EXERCISE DETAILS: A single number is required: how many lines of the listing below include the word "left".
** EXTRACTED ENTRIES follows **
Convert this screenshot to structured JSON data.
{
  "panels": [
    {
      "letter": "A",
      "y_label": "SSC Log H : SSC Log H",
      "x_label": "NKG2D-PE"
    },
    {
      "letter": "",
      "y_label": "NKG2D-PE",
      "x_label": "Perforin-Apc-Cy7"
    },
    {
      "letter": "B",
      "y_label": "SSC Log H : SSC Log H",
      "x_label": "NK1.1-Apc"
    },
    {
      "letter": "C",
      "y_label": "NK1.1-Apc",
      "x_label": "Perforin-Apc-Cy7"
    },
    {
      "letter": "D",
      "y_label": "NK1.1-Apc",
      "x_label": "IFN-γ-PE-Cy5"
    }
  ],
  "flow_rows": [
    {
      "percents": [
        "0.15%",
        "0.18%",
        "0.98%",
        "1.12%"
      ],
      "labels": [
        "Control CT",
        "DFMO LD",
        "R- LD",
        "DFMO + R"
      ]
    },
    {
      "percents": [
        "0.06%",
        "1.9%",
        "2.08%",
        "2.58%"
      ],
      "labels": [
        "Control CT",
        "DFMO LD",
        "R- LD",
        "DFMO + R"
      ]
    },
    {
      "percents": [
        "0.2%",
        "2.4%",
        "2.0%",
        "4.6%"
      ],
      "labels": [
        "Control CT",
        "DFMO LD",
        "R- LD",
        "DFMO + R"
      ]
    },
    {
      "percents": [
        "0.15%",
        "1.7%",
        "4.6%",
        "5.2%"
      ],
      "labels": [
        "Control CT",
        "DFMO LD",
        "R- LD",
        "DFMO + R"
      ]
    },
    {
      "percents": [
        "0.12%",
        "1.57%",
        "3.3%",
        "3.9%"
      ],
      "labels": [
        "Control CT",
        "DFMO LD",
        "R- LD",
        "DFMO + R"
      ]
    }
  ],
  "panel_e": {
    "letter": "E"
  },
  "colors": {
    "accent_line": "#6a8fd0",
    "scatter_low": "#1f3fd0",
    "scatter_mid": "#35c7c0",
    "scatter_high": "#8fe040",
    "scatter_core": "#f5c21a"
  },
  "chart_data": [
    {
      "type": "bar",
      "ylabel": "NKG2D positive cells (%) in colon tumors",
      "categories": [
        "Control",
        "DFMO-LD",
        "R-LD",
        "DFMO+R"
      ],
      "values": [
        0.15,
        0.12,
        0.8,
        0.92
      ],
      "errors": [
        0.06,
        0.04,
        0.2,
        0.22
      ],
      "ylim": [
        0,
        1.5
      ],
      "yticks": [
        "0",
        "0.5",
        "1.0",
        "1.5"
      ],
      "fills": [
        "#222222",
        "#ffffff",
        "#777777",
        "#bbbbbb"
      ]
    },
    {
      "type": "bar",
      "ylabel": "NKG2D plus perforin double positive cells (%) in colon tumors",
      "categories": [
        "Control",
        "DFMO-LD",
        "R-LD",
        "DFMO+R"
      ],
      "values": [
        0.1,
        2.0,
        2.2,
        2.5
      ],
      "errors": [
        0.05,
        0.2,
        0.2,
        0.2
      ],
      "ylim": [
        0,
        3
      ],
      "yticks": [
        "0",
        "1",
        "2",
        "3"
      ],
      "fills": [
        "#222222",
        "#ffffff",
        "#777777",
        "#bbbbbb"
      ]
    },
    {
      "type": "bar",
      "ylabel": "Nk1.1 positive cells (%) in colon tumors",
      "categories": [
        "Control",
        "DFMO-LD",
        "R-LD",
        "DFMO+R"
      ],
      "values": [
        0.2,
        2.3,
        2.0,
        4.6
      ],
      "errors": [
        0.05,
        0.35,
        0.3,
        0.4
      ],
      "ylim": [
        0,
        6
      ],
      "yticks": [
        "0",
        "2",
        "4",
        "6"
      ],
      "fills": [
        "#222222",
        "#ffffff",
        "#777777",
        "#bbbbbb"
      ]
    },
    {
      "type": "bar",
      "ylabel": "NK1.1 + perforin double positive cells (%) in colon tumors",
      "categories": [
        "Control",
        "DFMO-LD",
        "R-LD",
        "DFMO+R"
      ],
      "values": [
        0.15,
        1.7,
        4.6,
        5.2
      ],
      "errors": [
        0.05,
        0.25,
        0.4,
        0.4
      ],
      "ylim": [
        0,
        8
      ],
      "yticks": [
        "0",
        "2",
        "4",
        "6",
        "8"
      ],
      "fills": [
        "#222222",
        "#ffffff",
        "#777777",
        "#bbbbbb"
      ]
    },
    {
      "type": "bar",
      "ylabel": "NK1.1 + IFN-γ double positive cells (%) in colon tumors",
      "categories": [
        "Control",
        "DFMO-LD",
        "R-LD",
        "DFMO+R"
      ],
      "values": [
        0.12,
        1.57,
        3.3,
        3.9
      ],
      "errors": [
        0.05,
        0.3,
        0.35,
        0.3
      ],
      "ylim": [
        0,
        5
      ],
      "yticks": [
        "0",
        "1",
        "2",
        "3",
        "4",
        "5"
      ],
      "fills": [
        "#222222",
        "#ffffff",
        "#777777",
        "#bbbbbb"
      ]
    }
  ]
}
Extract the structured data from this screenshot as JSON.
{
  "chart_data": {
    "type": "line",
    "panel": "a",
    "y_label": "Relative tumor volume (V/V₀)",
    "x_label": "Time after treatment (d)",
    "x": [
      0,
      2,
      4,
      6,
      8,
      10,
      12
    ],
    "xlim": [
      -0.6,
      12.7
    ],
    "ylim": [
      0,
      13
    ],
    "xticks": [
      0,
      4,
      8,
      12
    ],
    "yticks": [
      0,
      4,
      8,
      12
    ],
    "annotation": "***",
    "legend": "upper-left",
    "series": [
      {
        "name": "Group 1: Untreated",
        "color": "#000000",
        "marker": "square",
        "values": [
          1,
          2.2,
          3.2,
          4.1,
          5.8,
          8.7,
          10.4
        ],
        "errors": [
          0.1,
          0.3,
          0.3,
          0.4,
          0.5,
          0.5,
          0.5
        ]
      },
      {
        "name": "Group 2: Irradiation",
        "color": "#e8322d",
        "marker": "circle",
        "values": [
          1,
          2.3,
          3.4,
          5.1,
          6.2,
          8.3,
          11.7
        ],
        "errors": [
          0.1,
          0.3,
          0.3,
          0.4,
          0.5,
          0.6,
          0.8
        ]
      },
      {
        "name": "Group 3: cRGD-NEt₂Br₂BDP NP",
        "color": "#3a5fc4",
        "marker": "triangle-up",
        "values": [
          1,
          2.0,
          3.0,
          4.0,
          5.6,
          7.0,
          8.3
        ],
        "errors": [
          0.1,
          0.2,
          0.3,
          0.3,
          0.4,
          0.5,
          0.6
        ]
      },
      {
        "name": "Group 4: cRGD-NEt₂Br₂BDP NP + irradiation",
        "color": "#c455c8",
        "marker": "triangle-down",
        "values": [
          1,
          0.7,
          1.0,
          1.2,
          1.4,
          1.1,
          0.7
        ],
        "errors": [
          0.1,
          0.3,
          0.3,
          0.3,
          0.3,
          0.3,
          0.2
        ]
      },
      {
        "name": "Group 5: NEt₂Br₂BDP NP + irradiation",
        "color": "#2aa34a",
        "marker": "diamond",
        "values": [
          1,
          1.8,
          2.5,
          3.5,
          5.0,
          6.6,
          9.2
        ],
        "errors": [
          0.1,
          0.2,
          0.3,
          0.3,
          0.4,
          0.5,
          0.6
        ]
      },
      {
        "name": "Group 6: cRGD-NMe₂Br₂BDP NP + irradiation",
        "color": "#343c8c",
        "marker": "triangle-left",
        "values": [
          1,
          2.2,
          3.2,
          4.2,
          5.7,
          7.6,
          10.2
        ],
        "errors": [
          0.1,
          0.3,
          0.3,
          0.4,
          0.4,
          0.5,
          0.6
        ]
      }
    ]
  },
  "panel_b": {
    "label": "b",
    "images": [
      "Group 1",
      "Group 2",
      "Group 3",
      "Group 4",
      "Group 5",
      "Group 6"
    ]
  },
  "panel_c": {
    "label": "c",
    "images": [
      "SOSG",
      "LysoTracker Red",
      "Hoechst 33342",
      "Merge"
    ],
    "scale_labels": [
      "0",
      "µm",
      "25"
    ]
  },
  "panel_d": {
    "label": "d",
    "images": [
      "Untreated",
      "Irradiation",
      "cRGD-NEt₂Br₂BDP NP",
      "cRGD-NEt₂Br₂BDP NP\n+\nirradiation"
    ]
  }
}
** End of EXTRACTED ENTRIES **
OUTPUT: 2